WHAT YOU NEED TO DO – Using the entries below, show all lines with the string "Kredit".

# # # # # # #

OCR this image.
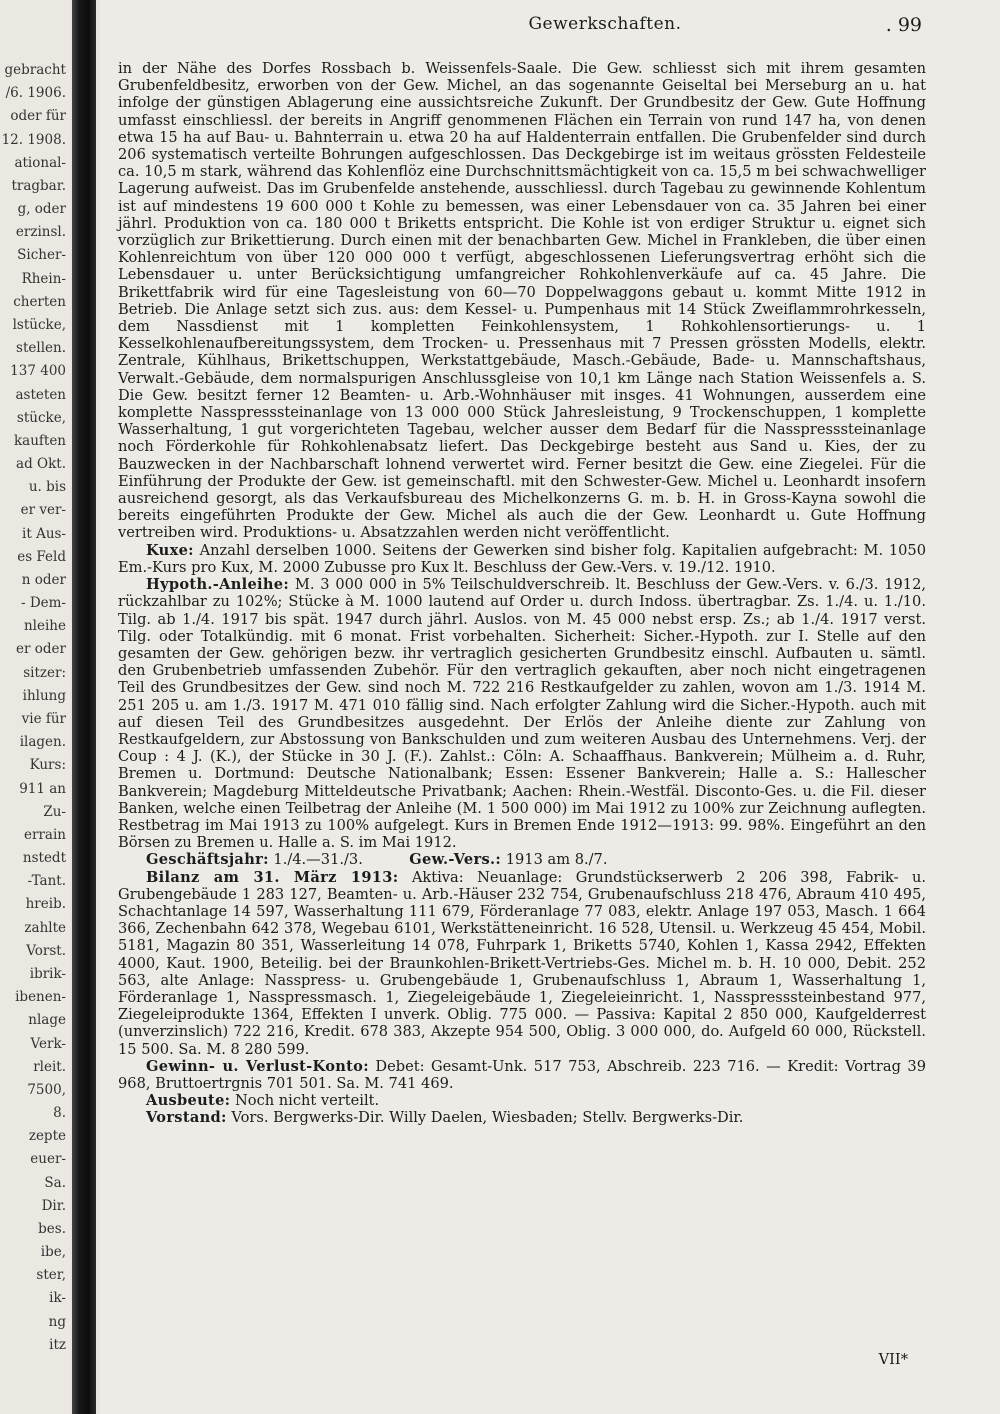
gebracht
/6. 1906.
oder für
12. 1908.
ational-
tragbar.
g, oder
erzinsl.
Sicher-
Rhein-
cherten
lstücke,
stellen.
137 400
asteten
stücke,
kauften
ad Okt.
u. bis
er ver-
it Aus-
es Feld
n oder
- Dem-
nleihe
er oder
sitzer:
ihlung
vie für
ilagen.
Kurs:
911 an
Zu-
errain
nstedt
-Tant.
hreib.
zahlte
Vorst.
ibrik-
ibenen-
nlage
Verk-
rleit.
7500,
8.
zepte
euer-
Sa.
Dir.
bes.
ibe,
ster,
ik-
ng
itz
Gewerkschaften.	. 99

in der Nähe des Dorfes Rossbach b. Weissenfels-Saale. Die Gew. schliesst sich mit ihrem gesamten Grubenfeldbesitz, erworben von der Gew. Michel, an das sogenannte Geiseltal bei Merseburg an u. hat infolge der günstigen Ablagerung eine aussichtsreiche Zukunft. Der Grundbesitz der Gew. Gute Hoffnung umfasst einschliessl. der bereits in Angriff genommenen Flächen ein Terrain von rund 147 ha, von denen etwa 15 ha auf Bau- u. Bahnterrain u. etwa 20 ha auf Haldenterrain entfallen. Die Grubenfelder sind durch 206 systematisch verteilte Bohrungen aufgeschlossen. Das Deckgebirge ist im weitaus grössten Feldesteile ca. 10,5 m stark, während das Kohlenflöz eine Durchschnittsmächtigkeit von ca. 15,5 m bei schwachwelliger Lagerung aufweist. Das im Grubenfelde anstehende, ausschliessl. durch Tagebau zu gewinnende Kohlentum ist auf mindestens 19 600 000 t Kohle zu bemessen, was einer Lebensdauer von ca. 35 Jahren bei einer jährl. Produktion von ca. 180 000 t Briketts entspricht. Die Kohle ist von erdiger Struktur u. eignet sich vorzüglich zur Brikettierung. Durch einen mit der benachbarten Gew. Michel in Frankleben, die über einen Kohlenreichtum von über 120 000 000 t verfügt, abgeschlossenen Lieferungsvertrag erhöht sich die Lebensdauer u. unter Berücksichtigung umfangreicher Rohkohlenverkäufe auf ca. 45 Jahre. Die Brikettfabrik wird für eine Tagesleistung von 60—70 Doppelwaggons gebaut u. kommt Mitte 1912 in Betrieb. Die Anlage setzt sich zus. aus: dem Kessel- u. Pumpenhaus mit 14 Stück Zweiflammrohrkesseln, dem Nassdienst mit 1 kompletten Feinkohlensystem, 1 Rohkohlensortierungs- u. 1 Kesselkohlenaufbereitungssystem, dem Trocken- u. Pressenhaus mit 7 Pressen grössten Modells, elektr. Zentrale, Kühlhaus, Brikettschuppen, Werkstattgebäude, Masch.-Gebäude, Bade- u. Mannschaftshaus, Verwalt.-Gebäude, dem normalspurigen Anschlussgleise von 10,1 km Länge nach Station Weissenfels a. S. Die Gew. besitzt ferner 12 Beamten- u. Arb.-Wohnhäuser mit insges. 41 Wohnungen, ausserdem eine komplette Nasspresssteinanlage von 13 000 000 Stück Jahresleistung, 9 Trockenschuppen, 1 komplette Wasserhaltung, 1 gut vorgerichteten Tagebau, welcher ausser dem Bedarf für die Nasspresssteinanlage noch Förderkohle für Rohkohlenabsatz liefert. Das Deckgebirge besteht aus Sand u. Kies, der zu Bauzwecken in der Nachbarschaft lohnend verwertet wird. Ferner besitzt die Gew. eine Ziegelei. Für die Einführung der Produkte der Gew. ist gemeinschaftl. mit den Schwester-Gew. Michel u. Leonhardt insofern ausreichend gesorgt, als das Verkaufsbureau des Michelkonzerns G. m. b. H. in Gross-Kayna sowohl die bereits eingeführten Produkte der Gew. Michel als auch die der Gew. Leonhardt u. Gute Hoffnung vertreiben wird. Produktions- u. Absatzzahlen werden nicht veröffentlicht.

Kuxe: Anzahl derselben 1000. Seitens der Gewerken sind bisher folg. Kapitalien aufgebracht: M. 1050 Em.-Kurs pro Kux, M. 2000 Zubusse pro Kux lt. Beschluss der Gew.-Vers. v. 19./12. 1910.

Hypoth.-Anleihe: M. 3 000 000 in 5% Teilschuldverschreib. lt. Beschluss der Gew.-Vers. v. 6./3. 1912, rückzahlbar zu 102%; Stücke à M. 1000 lautend auf Order u. durch Indoss. übertragbar. Zs. 1./4. u. 1./10. Tilg. ab 1./4. 1917 bis spät. 1947 durch jährl. Auslos. von M. 45 000 nebst ersp. Zs.; ab 1./4. 1917 verst. Tilg. oder Totalkündig. mit 6 monat. Frist vorbehalten. Sicherheit: Sicher.-Hypoth. zur I. Stelle auf den gesamten der Gew. gehörigen bezw. ihr vertraglich gesicherten Grundbesitz einschl. Aufbauten u. sämtl. den Grubenbetrieb umfassenden Zubehör. Für den vertraglich gekauften, aber noch nicht eingetragenen Teil des Grundbesitzes der Gew. sind noch M. 722 216 Restkaufgelder zu zahlen, wovon am 1./3. 1914 M. 251 205 u. am 1./3. 1917 M. 471 010 fällig sind. Nach erfolgter Zahlung wird die Sicher.-Hypoth. auch mit auf diesen Teil des Grundbesitzes ausgedehnt. Der Erlös der Anleihe diente zur Zahlung von Restkaufgeldern, zur Abstossung von Bankschulden und zum weiteren Ausbau des Unternehmens. Verj. der Coup : 4 J. (K.), der Stücke in 30 J. (F.). Zahlst.: Cöln: A. Schaaffhaus. Bankverein; Mülheim a. d. Ruhr, Bremen u. Dortmund: Deutsche Nationalbank; Essen: Essener Bankverein; Halle a. S.: Hallescher Bankverein; Magdeburg Mitteldeutsche Privatbank; Aachen: Rhein.-Westfäl. Disconto-Ges. u. die Fil. dieser Banken, welche einen Teilbetrag der Anleihe (M. 1 500 000) im Mai 1912 zu 100% zur Zeichnung auflegten. Restbetrag im Mai 1913 zu 100% aufgelegt. Kurs in Bremen Ende 1912—1913: 99. 98%. Eingeführt an den Börsen zu Bremen u. Halle a. S. im Mai 1912.

Geschäftsjahr: 1./4.—31./3.	Gew.-Vers.: 1913 am 8./7.

Bilanz am 31. März 1913: Aktiva: Neuanlage: Grundstückserwerb 2 206 398, Fabrik- u. Grubengebäude 1 283 127, Beamten- u. Arb.-Häuser 232 754, Grubenaufschluss 218 476, Abraum 410 495, Schachtanlage 14 597, Wasserhaltung 111 679, Förderanlage 77 083, elektr. Anlage 197 053, Masch. 1 664 366, Zechenbahn 642 378, Wegebau 6101, Werkstätteneinricht. 16 528, Utensil. u. Werkzeug 45 454, Mobil. 5181, Magazin 80 351, Wasserleitung 14 078, Fuhrpark 1, Briketts 5740, Kohlen 1, Kassa 2942, Effekten 4000, Kaut. 1900, Beteilig. bei der Braunkohlen-Brikett-Vertriebs-Ges. Michel m. b. H. 10 000, Debit. 252 563, alte Anlage: Nasspress- u. Grubengebäude 1, Grubenaufschluss 1, Abraum 1, Wasserhaltung 1, Förderanlage 1, Nasspressmasch. 1, Ziegeleigebäude 1, Ziegeleieinricht. 1, Nasspresssteinbestand 977, Ziegeleiprodukte 1364, Effekten I unverk. Oblig. 775 000. — Passiva: Kapital 2 850 000, Kaufgelderrest (unverzinslich) 722 216, Kredit. 678 383, Akzepte 954 500, Oblig. 3 000 000, do. Aufgeld 60 000, Rückstell. 15 500. Sa. M. 8 280 599.

Gewinn- u. Verlust-Konto: Debet: Gesamt-Unk. 517 753, Abschreib. 223 716. — Kredit: Vortrag 39 968, Bruttoertrgnis 701 501. Sa. M. 741 469.

Ausbeute: Noch nicht verteilt.

Vorstand: Vors. Bergwerks-Dir. Willy Daelen, Wiesbaden; Stellv. Bergwerks-Dir.

VII*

# # # # # # #

RESPONSE TO THE EXERCISE –
Bilanz am 31. März 1913: Aktiva: Neuanlage: Grundstückserwerb 2 206 398, Fabrik- u. Grubengebäude 1 283 127, Beamten- u. Arb.-Häuser 232 754, Grubenaufschluss 218 476, Abraum 410 495, Schachtanlage 14 597, Wasserhaltung 111 679, Förderanlage 77 083, elektr. Anlage 197 053, Masch. 1 664 366, Zechenbahn 642 378, Wegebau 6101, Werkstätteneinricht. 16 528, Utensil. u. Werkzeug 45 454, Mobil. 5181, Magazin 80 351, Wasserleitung 14 078, Fuhrpark 1, Briketts 5740, Kohlen 1, Kassa 2942, Effekten 4000, Kaut. 1900, Beteilig. bei der Braunkohlen-Brikett-Vertriebs-Ges. Michel m. b. H. 10 000, Debit. 252 563, alte Anlage: Nasspress- u. Grubengebäude 1, Grubenaufschluss 1, Abraum 1, Wasserhaltung 1, Förderanlage 1, Nasspressmasch. 1, Ziegeleigebäude 1, Ziegeleieinricht. 1, Nasspresssteinbestand 977, Ziegeleiprodukte 1364, Effekten I unverk. Oblig. 775 000. — Passiva: Kapital 2 850 000, Kaufgelderrest (unverzinslich) 722 216, Kredit. 678 383, Akzepte 954 500, Oblig. 3 000 000, do. Aufgeld 60 000, Rückstell. 15 500. Sa. M. 8 280 599.
Gewinn- u. Verlust-Konto: Debet: Gesamt-Unk. 517 753, Abschreib. 223 716. — Kredit: Vortrag 39 968, Bruttoertrgnis 701 501. Sa. M. 741 469.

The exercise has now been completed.